◆ SET PROBLEM: Among the entries below, find how many lines carry the word "Республика" and state only that figure.

Start DATASET ROWS

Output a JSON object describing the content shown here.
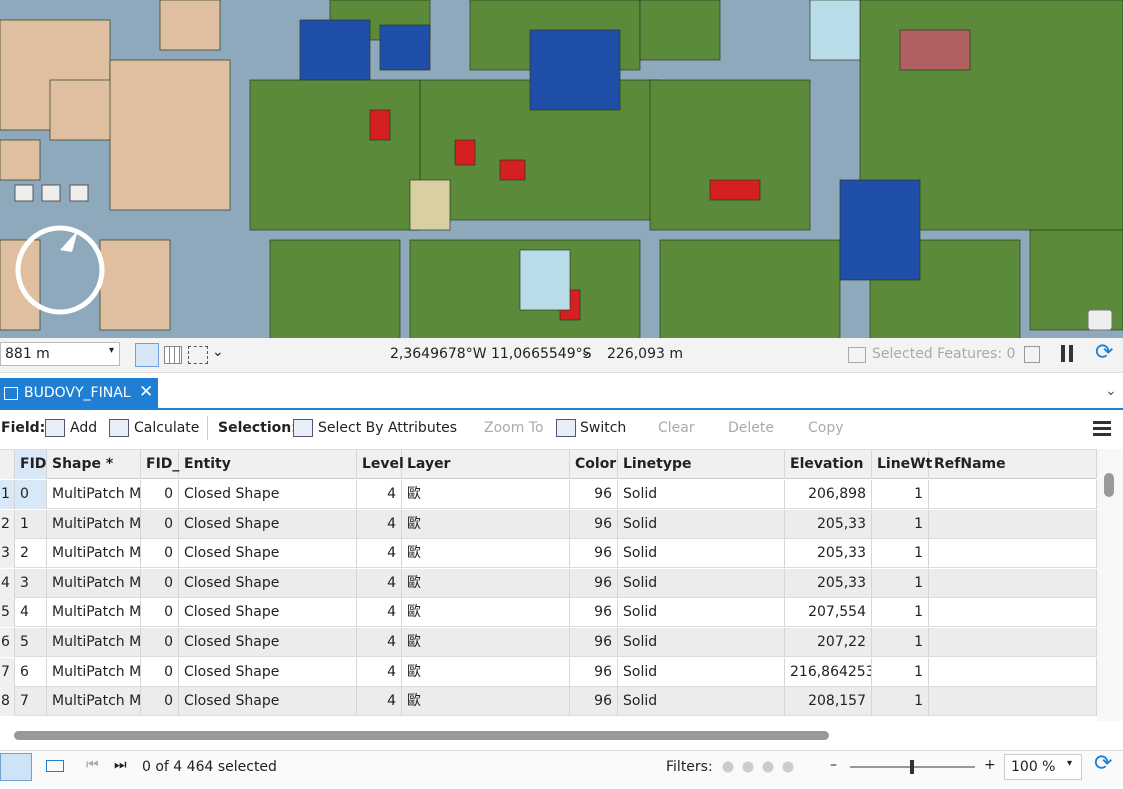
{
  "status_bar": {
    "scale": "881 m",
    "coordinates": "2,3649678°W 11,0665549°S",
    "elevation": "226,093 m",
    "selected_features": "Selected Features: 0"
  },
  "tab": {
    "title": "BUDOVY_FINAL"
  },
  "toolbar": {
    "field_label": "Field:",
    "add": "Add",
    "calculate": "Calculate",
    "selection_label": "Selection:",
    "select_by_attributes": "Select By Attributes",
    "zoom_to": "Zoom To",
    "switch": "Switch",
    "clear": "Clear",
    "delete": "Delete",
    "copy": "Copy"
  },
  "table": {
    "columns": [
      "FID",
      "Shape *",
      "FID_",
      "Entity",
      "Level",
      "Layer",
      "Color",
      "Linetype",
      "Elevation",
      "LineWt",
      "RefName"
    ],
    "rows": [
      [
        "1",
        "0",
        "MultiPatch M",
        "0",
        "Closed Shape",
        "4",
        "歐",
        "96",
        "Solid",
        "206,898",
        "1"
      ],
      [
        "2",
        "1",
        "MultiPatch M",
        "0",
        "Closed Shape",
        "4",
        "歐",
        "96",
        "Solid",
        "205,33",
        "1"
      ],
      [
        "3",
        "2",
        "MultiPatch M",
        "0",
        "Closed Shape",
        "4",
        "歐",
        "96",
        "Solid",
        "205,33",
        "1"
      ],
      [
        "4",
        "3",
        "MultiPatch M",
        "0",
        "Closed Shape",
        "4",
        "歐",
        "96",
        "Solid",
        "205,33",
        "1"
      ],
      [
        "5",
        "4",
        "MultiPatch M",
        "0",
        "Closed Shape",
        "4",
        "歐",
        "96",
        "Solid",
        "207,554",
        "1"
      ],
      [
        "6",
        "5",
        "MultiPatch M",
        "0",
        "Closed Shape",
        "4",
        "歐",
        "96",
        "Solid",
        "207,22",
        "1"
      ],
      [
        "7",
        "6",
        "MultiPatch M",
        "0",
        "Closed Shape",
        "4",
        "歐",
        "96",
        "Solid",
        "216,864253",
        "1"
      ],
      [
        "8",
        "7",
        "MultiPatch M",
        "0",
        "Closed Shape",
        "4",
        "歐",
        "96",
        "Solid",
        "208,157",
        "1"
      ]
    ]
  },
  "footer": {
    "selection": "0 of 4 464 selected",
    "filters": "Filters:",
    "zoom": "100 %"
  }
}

End DATASET ROWS
Start DATASET ROWS

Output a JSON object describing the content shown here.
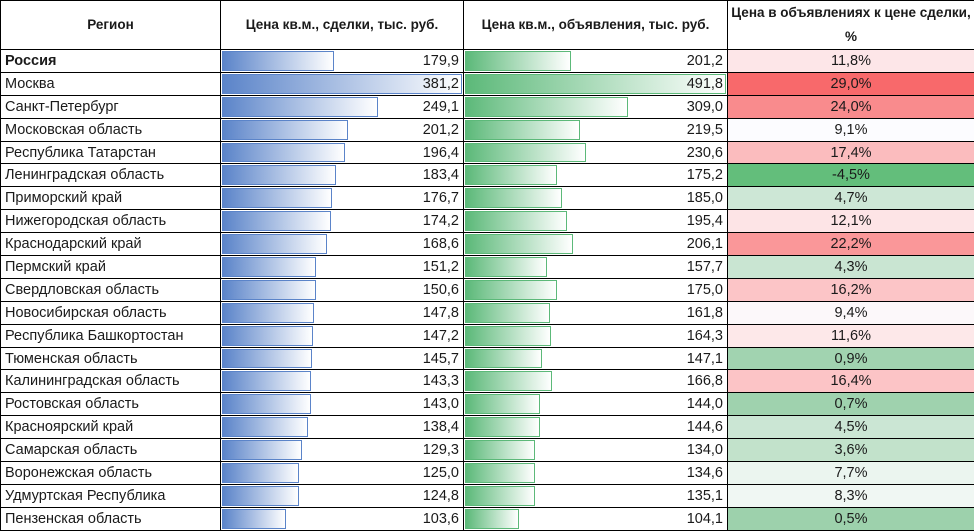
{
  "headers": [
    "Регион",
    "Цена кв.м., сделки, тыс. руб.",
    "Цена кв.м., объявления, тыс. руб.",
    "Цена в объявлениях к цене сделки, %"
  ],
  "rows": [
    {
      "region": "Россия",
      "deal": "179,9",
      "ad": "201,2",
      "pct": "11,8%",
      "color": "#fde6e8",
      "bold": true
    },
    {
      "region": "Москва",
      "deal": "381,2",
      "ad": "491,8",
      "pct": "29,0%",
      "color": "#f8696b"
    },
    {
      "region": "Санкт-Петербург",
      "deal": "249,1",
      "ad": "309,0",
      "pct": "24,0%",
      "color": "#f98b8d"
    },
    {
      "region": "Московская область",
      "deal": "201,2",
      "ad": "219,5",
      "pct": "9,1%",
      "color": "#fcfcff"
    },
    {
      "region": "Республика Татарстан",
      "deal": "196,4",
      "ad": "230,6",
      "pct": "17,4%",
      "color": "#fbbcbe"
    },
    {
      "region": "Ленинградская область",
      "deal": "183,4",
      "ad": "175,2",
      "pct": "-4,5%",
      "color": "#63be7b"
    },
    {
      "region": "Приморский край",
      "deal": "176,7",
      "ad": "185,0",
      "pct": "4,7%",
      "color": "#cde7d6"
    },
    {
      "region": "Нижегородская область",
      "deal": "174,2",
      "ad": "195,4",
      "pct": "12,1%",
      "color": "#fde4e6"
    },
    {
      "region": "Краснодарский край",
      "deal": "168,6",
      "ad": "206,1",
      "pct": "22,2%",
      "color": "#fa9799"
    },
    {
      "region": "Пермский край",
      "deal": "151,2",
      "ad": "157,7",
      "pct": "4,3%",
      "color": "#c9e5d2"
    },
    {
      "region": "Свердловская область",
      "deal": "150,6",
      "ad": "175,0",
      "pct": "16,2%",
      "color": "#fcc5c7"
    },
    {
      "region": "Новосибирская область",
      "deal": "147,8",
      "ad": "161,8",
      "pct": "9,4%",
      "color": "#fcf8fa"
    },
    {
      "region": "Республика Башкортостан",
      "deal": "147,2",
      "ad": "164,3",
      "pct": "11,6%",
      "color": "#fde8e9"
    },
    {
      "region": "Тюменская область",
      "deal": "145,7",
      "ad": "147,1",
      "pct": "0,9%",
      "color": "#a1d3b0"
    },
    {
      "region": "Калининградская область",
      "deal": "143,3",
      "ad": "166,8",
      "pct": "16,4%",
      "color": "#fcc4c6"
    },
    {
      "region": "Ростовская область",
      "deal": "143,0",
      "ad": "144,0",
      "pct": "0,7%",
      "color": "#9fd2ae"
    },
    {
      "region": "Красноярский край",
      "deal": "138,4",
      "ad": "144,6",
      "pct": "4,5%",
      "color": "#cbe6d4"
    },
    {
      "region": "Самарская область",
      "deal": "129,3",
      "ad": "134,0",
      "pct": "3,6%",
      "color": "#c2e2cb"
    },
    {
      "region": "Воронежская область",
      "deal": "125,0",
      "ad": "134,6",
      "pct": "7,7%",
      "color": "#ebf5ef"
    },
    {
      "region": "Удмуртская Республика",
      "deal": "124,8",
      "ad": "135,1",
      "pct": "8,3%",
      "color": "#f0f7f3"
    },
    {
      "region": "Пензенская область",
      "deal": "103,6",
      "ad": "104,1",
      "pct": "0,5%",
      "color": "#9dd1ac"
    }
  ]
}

End DATASET ROWS

◆ EXPECTED ANSWER: 3